→ **Items from a dataset**
⁂
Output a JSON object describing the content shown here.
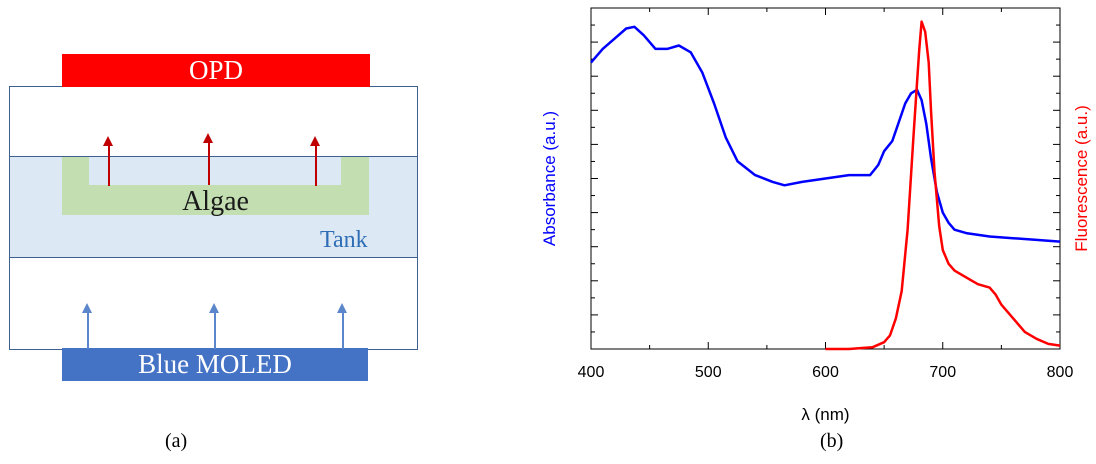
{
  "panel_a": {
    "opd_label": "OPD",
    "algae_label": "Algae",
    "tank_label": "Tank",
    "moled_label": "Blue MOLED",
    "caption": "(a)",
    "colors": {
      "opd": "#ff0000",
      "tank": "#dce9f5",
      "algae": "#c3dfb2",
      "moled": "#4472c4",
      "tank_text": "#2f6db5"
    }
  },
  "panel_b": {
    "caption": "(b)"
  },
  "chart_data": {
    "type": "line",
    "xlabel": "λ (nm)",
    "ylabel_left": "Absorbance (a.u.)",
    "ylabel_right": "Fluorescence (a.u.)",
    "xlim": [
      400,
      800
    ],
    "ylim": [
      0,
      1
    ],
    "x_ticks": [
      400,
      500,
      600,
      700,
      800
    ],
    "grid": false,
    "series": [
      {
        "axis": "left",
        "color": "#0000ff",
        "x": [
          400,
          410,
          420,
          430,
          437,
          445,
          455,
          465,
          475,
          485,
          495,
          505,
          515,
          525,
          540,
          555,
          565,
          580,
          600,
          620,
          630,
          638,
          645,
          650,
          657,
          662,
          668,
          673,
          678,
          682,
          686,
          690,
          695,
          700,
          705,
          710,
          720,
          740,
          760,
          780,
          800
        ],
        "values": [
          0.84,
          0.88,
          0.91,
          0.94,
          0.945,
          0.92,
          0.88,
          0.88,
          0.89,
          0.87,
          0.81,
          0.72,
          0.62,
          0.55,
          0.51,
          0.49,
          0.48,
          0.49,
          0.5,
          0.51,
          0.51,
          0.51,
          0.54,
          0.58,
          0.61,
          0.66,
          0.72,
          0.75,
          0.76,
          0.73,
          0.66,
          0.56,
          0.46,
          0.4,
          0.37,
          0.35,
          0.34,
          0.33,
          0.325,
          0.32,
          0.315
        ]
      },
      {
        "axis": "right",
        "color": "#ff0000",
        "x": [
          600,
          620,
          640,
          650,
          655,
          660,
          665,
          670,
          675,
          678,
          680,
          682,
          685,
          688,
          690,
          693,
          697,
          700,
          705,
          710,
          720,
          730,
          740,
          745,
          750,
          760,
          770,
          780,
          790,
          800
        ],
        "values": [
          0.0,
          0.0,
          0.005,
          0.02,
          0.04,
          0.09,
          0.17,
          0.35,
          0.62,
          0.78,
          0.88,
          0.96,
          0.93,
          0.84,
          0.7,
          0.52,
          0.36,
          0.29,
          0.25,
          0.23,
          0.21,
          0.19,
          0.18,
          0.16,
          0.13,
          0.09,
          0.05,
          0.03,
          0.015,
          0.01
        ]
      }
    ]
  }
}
⁂
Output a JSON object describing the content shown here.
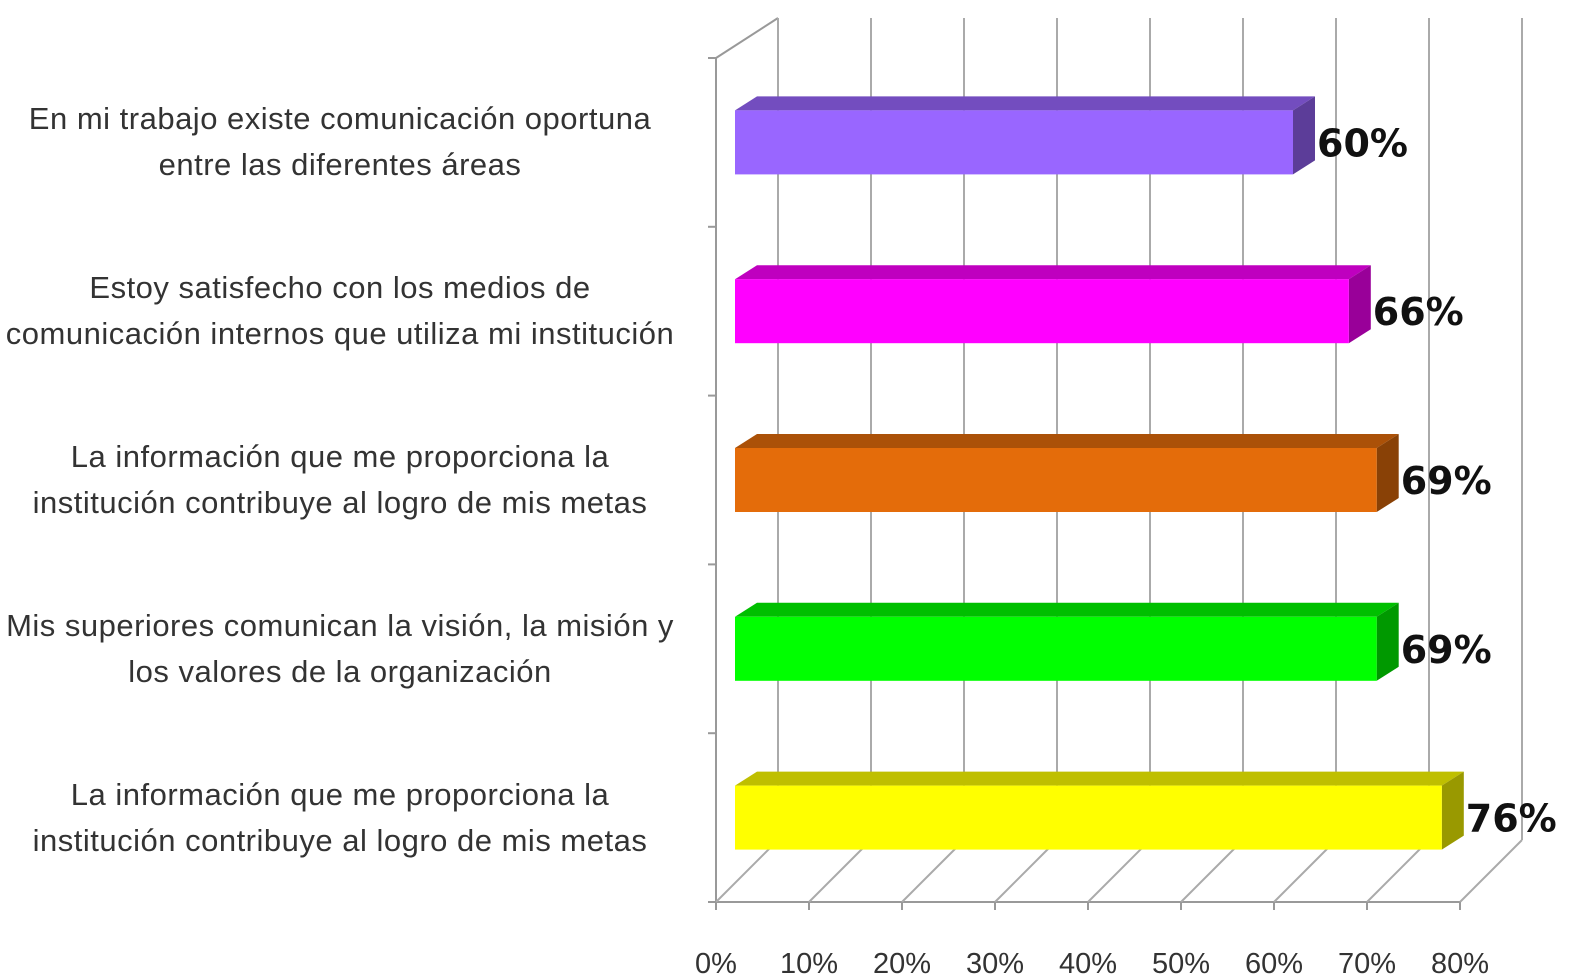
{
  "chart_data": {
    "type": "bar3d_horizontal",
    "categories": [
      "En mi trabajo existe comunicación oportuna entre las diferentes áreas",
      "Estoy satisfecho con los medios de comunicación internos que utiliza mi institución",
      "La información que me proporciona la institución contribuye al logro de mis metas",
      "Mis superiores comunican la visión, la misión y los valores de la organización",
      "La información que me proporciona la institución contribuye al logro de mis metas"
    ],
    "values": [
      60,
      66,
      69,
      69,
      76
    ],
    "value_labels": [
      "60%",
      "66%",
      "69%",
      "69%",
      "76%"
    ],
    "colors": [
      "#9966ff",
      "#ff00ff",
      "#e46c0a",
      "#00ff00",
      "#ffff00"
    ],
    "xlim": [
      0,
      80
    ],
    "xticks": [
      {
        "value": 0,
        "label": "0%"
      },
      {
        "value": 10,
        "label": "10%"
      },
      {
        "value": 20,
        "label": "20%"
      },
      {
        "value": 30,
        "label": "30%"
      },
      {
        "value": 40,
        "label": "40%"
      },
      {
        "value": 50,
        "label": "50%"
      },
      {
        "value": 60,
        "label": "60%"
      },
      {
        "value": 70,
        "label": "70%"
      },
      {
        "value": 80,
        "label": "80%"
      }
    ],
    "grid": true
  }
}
⁂
→ **STATED TASK**
Scan the entries above for the word "información" and collect each line holding it.

→ **COMPLETED EXERCISE**
      "La información que me proporciona la institución contribuye al logro de mis metas",
      "La información que me proporciona la institución contribuye al logro de mis metas"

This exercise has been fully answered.